**Required work**
Print all of the entries exactly, minus the pictures.

(Records that describe figures)
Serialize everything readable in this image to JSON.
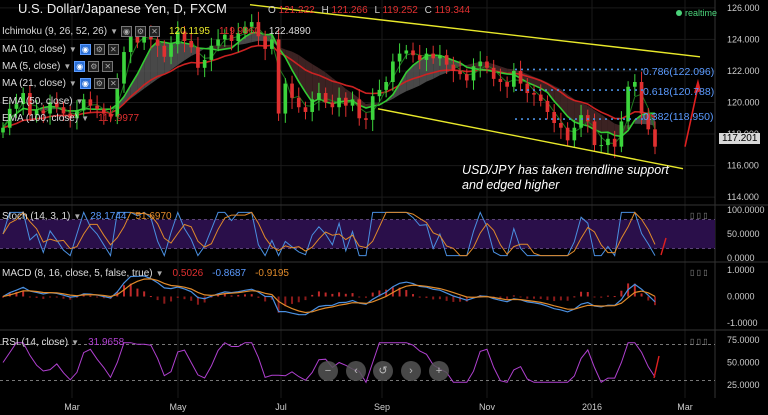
{
  "header": {
    "title": "U.S. Dollar/Japanese Yen, D, FXCM",
    "open_label": "O",
    "open": "121.222",
    "high_label": "H",
    "high": "121.266",
    "low_label": "L",
    "low": "119.252",
    "close_label": "C",
    "close": "119.344",
    "realtime": "realtime"
  },
  "indicators": [
    {
      "label": "Ichimoku (9, 26, 52, 26)",
      "values": [
        "120.1195",
        "119.9960",
        "122.4890"
      ]
    },
    {
      "label": "MA (10, close)",
      "values": []
    },
    {
      "label": "MA (5, close)",
      "values": []
    },
    {
      "label": "MA (21, close)",
      "values": []
    },
    {
      "label": "EMA (50, close)",
      "values": []
    },
    {
      "label": "EMA (100, close)",
      "values": [
        "117.9977"
      ]
    }
  ],
  "fib_labels": [
    "0.786(122.096)",
    "0.618(120.788)",
    "0.382(118.950)"
  ],
  "price_badge": "117.201",
  "annotation": "USD/JPY has taken trendline support and edged higher",
  "colors": {
    "up": "#3cd43c",
    "down": "#e03030",
    "ma_green": "#33cc33",
    "ma_red": "#cc2222",
    "trend": "#e8e82a",
    "fib": "#4a8fe0"
  },
  "chart_data": [
    {
      "type": "line",
      "title": "U.S. Dollar/Japanese Yen, D, FXCM",
      "x_ticks": [
        "Mar",
        "May",
        "Jul",
        "Sep",
        "Nov",
        "2016",
        "Mar"
      ],
      "y_ticks": [
        "126.000",
        "124.000",
        "122.000",
        "120.000",
        "118.000",
        "116.000",
        "114.000"
      ],
      "ylim": [
        113.5,
        126.5
      ],
      "series": [
        {
          "values": [
            118.4,
            119.6,
            119.9,
            120.6,
            119.2,
            119.5,
            119.3,
            120.0,
            119.7,
            119.3,
            119.0,
            119.5,
            120.2,
            119.8,
            119.6,
            119.3,
            119.1,
            121.2,
            123.2,
            124.2,
            123.8,
            124.4,
            124.0,
            123.6,
            122.9,
            123.7,
            124.5,
            123.9,
            123.5,
            122.2,
            122.7,
            123.6,
            124.0,
            124.3,
            123.9,
            124.4,
            124.8,
            125.1,
            124.2,
            123.4,
            124.0,
            119.3,
            121.2,
            120.3,
            119.7,
            119.4,
            120.2,
            120.6,
            120.0,
            119.7,
            120.3,
            119.8,
            120.2,
            119.0,
            118.9,
            120.4,
            120.8,
            121.3,
            122.6,
            123.1,
            123.3,
            123.0,
            122.7,
            123.1,
            122.8,
            123.0,
            122.4,
            122.0,
            121.8,
            121.4,
            122.3,
            122.6,
            122.2,
            121.5,
            121.3,
            121.0,
            122.0,
            121.2,
            120.6,
            120.5,
            120.1,
            119.4,
            118.7,
            118.4,
            117.6,
            118.4,
            119.2,
            118.8,
            117.3,
            117.3,
            117.7,
            117.2,
            118.8,
            121.0,
            121.3,
            119.3,
            118.3,
            117.2
          ]
        }
      ]
    },
    {
      "type": "line",
      "title": "Stoch (14, 3, 1)",
      "values_shown": [
        "28.1744",
        "51.6970"
      ],
      "y_ticks": [
        "100.0000",
        "50.0000",
        "0.0000"
      ]
    },
    {
      "type": "bar",
      "title": "MACD (8, 16, close, 5, false, true)",
      "values_shown": [
        "0.5026",
        "-0.8687",
        "-0.9195"
      ],
      "y_ticks": [
        "1.0000",
        "0.0000",
        "-1.0000"
      ]
    },
    {
      "type": "line",
      "title": "RSI (14, close)",
      "values_shown": [
        "31.9658"
      ],
      "y_ticks": [
        "75.0000",
        "50.0000",
        "25.0000"
      ]
    }
  ]
}
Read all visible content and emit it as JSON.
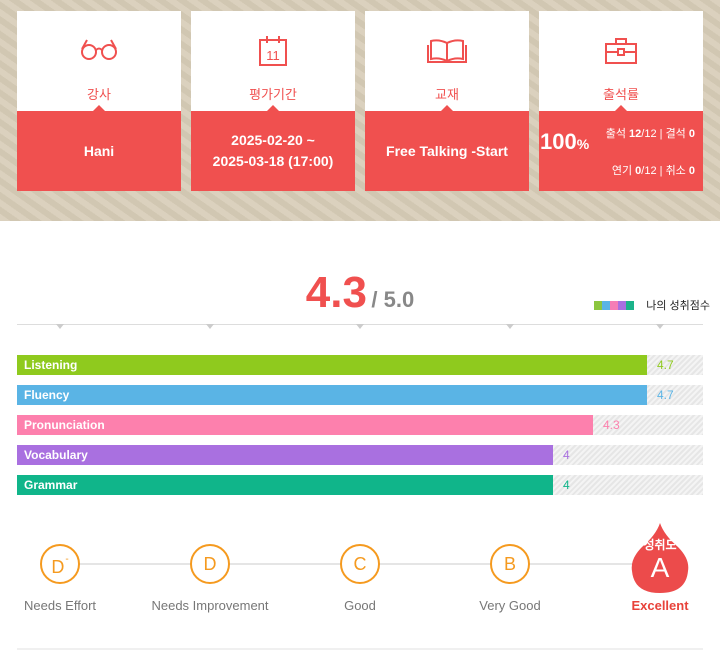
{
  "cards": {
    "teacher": {
      "label": "강사",
      "value": "Hani"
    },
    "period": {
      "label": "평가기간",
      "value_line1": "2025-02-20 ~",
      "value_line2": "2025-03-18 (17:00)",
      "icon_day": "11"
    },
    "textbook": {
      "label": "교재",
      "value": "Free Talking -Start"
    },
    "attendance": {
      "label": "출석률",
      "percent": "100",
      "percent_unit": "%",
      "attend_label": "출석",
      "attend_value": "12",
      "attend_total": "/12",
      "absent_label": "결석",
      "absent_value": "0",
      "postpone_label": "연기",
      "postpone_value": "0",
      "postpone_total": "/12",
      "cancel_label": "취소",
      "cancel_value": "0",
      "separator": "|"
    }
  },
  "score": {
    "value": "4.3",
    "max": "/ 5.0"
  },
  "legend": {
    "label": "나의 성취점수",
    "swatches": [
      "#8cc63f",
      "#5ab4e5",
      "#f57eb6",
      "#a970e0",
      "#1cb38a"
    ]
  },
  "chart_data": {
    "type": "bar",
    "orientation": "horizontal",
    "xlim": [
      0,
      5
    ],
    "categories": [
      "Listening",
      "Fluency",
      "Pronunciation",
      "Vocabulary",
      "Grammar"
    ],
    "values": [
      4.7,
      4.7,
      4.3,
      4,
      4
    ],
    "value_labels": [
      "4.7",
      "4.7",
      "4.3",
      "4",
      "4"
    ],
    "colors": [
      "#8fca1e",
      "#5ab4e5",
      "#fd80ad",
      "#a970e0",
      "#10b58a"
    ]
  },
  "grades": [
    {
      "letter": "D",
      "sup": "-",
      "label": "Needs Effort"
    },
    {
      "letter": "D",
      "sup": "",
      "label": "Needs Improvement"
    },
    {
      "letter": "C",
      "sup": "",
      "label": "Good"
    },
    {
      "letter": "B",
      "sup": "",
      "label": "Very Good"
    },
    {
      "letter": "A",
      "sup": "",
      "label": "Excellent"
    }
  ],
  "current_grade": {
    "title": "성취도",
    "letter": "A"
  },
  "colors": {
    "accent": "#f0504f",
    "grade": "#f59a1f"
  }
}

**Finished exercise**
Serialize everything readable in this image to JSON.
{
  "header": {
    "title": "U.S. Dollar/Japanese Yen, D, FXCM",
    "open_label": "O",
    "open": "121.222",
    "high_label": "H",
    "high": "121.266",
    "low_label": "L",
    "low": "119.252",
    "close_label": "C",
    "close": "119.344",
    "realtime": "realtime"
  },
  "indicators": [
    {
      "label": "Ichimoku (9, 26, 52, 26)",
      "values": [
        "120.1195",
        "119.9960",
        "122.4890"
      ]
    },
    {
      "label": "MA (10, close)",
      "values": []
    },
    {
      "label": "MA (5, close)",
      "values": []
    },
    {
      "label": "MA (21, close)",
      "values": []
    },
    {
      "label": "EMA (50, close)",
      "values": []
    },
    {
      "label": "EMA (100, close)",
      "values": [
        "117.9977"
      ]
    }
  ],
  "fib_labels": [
    "0.786(122.096)",
    "0.618(120.788)",
    "0.382(118.950)"
  ],
  "price_badge": "117.201",
  "annotation": "USD/JPY has taken trendline support and edged higher",
  "colors": {
    "up": "#3cd43c",
    "down": "#e03030",
    "ma_green": "#33cc33",
    "ma_red": "#cc2222",
    "trend": "#e8e82a",
    "fib": "#4a8fe0"
  },
  "chart_data": [
    {
      "type": "line",
      "title": "U.S. Dollar/Japanese Yen, D, FXCM",
      "x_ticks": [
        "Mar",
        "May",
        "Jul",
        "Sep",
        "Nov",
        "2016",
        "Mar"
      ],
      "y_ticks": [
        "126.000",
        "124.000",
        "122.000",
        "120.000",
        "118.000",
        "116.000",
        "114.000"
      ],
      "ylim": [
        113.5,
        126.5
      ],
      "series": [
        {
          "values": [
            118.4,
            119.6,
            119.9,
            120.6,
            119.2,
            119.5,
            119.3,
            120.0,
            119.7,
            119.3,
            119.0,
            119.5,
            120.2,
            119.8,
            119.6,
            119.3,
            119.1,
            121.2,
            123.2,
            124.2,
            123.8,
            124.4,
            124.0,
            123.6,
            122.9,
            123.7,
            124.5,
            123.9,
            123.5,
            122.2,
            122.7,
            123.6,
            124.0,
            124.3,
            123.9,
            124.4,
            124.8,
            125.1,
            124.2,
            123.4,
            124.0,
            119.3,
            121.2,
            120.3,
            119.7,
            119.4,
            120.2,
            120.6,
            120.0,
            119.7,
            120.3,
            119.8,
            120.2,
            119.0,
            118.9,
            120.4,
            120.8,
            121.3,
            122.6,
            123.1,
            123.3,
            123.0,
            122.7,
            123.1,
            122.8,
            123.0,
            122.4,
            122.0,
            121.8,
            121.4,
            122.3,
            122.6,
            122.2,
            121.5,
            121.3,
            121.0,
            122.0,
            121.2,
            120.6,
            120.5,
            120.1,
            119.4,
            118.7,
            118.4,
            117.6,
            118.4,
            119.2,
            118.8,
            117.3,
            117.3,
            117.7,
            117.2,
            118.8,
            121.0,
            121.3,
            119.3,
            118.3,
            117.2
          ]
        }
      ]
    },
    {
      "type": "line",
      "title": "Stoch (14, 3, 1)",
      "values_shown": [
        "28.1744",
        "51.6970"
      ],
      "y_ticks": [
        "100.0000",
        "50.0000",
        "0.0000"
      ]
    },
    {
      "type": "bar",
      "title": "MACD (8, 16, close, 5, false, true)",
      "values_shown": [
        "0.5026",
        "-0.8687",
        "-0.9195"
      ],
      "y_ticks": [
        "1.0000",
        "0.0000",
        "-1.0000"
      ]
    },
    {
      "type": "line",
      "title": "RSI (14, close)",
      "values_shown": [
        "31.9658"
      ],
      "y_ticks": [
        "75.0000",
        "50.0000",
        "25.0000"
      ]
    }
  ]
}
Read all visible content and emit it as JSON.
{
  "cards": {
    "teacher": {
      "label": "강사",
      "value": "Hani"
    },
    "period": {
      "label": "평가기간",
      "value_line1": "2025-02-20 ~",
      "value_line2": "2025-03-18 (17:00)",
      "icon_day": "11"
    },
    "textbook": {
      "label": "교재",
      "value": "Free Talking -Start"
    },
    "attendance": {
      "label": "출석률",
      "percent": "100",
      "percent_unit": "%",
      "attend_label": "출석",
      "attend_value": "12",
      "attend_total": "/12",
      "absent_label": "결석",
      "absent_value": "0",
      "postpone_label": "연기",
      "postpone_value": "0",
      "postpone_total": "/12",
      "cancel_label": "취소",
      "cancel_value": "0",
      "separator": "|"
    }
  },
  "score": {
    "value": "4.3",
    "max": "/ 5.0"
  },
  "legend": {
    "label": "나의 성취점수",
    "swatches": [
      "#8cc63f",
      "#5ab4e5",
      "#f57eb6",
      "#a970e0",
      "#1cb38a"
    ]
  },
  "chart_data": {
    "type": "bar",
    "orientation": "horizontal",
    "xlim": [
      0,
      5
    ],
    "categories": [
      "Listening",
      "Fluency",
      "Pronunciation",
      "Vocabulary",
      "Grammar"
    ],
    "values": [
      4.7,
      4.7,
      4.3,
      4,
      4
    ],
    "value_labels": [
      "4.7",
      "4.7",
      "4.3",
      "4",
      "4"
    ],
    "colors": [
      "#8fca1e",
      "#5ab4e5",
      "#fd80ad",
      "#a970e0",
      "#10b58a"
    ]
  },
  "grades": [
    {
      "letter": "D",
      "sup": "-",
      "label": "Needs Effort"
    },
    {
      "letter": "D",
      "sup": "",
      "label": "Needs Improvement"
    },
    {
      "letter": "C",
      "sup": "",
      "label": "Good"
    },
    {
      "letter": "B",
      "sup": "",
      "label": "Very Good"
    },
    {
      "letter": "A",
      "sup": "",
      "label": "Excellent"
    }
  ],
  "current_grade": {
    "title": "성취도",
    "letter": "A"
  },
  "colors": {
    "accent": "#f0504f",
    "grade": "#f59a1f"
  }
}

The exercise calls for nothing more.